═════ Provided data
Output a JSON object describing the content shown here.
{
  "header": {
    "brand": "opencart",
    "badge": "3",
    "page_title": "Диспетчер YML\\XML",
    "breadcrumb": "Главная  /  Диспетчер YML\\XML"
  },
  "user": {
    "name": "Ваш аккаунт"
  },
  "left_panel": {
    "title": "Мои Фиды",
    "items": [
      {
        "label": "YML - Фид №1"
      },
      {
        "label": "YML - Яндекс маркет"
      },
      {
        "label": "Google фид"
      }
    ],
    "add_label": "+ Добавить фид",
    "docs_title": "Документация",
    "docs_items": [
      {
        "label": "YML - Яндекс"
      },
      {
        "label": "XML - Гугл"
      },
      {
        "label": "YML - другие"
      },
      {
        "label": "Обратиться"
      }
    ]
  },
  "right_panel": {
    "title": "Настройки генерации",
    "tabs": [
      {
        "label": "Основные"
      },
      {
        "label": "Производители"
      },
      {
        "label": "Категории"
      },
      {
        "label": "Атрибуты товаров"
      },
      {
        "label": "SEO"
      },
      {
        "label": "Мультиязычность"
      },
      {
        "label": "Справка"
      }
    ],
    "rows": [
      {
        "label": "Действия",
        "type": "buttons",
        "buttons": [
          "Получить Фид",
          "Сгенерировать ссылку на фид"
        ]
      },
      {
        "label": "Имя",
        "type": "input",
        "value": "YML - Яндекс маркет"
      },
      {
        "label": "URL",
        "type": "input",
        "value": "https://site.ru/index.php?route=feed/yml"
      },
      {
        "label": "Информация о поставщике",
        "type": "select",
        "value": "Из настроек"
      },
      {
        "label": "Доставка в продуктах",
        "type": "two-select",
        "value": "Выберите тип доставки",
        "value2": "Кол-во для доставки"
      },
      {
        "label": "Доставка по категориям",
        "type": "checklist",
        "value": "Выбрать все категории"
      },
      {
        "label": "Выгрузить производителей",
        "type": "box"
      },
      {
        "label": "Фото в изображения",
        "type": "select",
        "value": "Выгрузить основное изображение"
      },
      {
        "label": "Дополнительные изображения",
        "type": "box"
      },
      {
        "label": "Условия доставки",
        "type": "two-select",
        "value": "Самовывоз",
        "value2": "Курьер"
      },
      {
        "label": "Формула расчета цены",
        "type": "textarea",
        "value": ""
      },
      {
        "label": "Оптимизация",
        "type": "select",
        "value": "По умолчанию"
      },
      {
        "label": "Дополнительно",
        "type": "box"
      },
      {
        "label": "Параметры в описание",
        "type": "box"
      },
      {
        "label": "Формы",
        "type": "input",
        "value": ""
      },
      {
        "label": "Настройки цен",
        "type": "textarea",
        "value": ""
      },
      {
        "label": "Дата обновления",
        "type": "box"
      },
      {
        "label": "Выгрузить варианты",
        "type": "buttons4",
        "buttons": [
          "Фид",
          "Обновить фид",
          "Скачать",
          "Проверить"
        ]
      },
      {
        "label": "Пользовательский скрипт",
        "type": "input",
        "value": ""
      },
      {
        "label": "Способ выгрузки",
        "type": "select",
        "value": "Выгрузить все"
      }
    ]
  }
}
══════════
* [What the task asks]:
From the entries above, copy every line that holds the word "изображения".

* [Written answer]:
        "label": "Фото в изображения",
        "label": "Дополнительные изображения",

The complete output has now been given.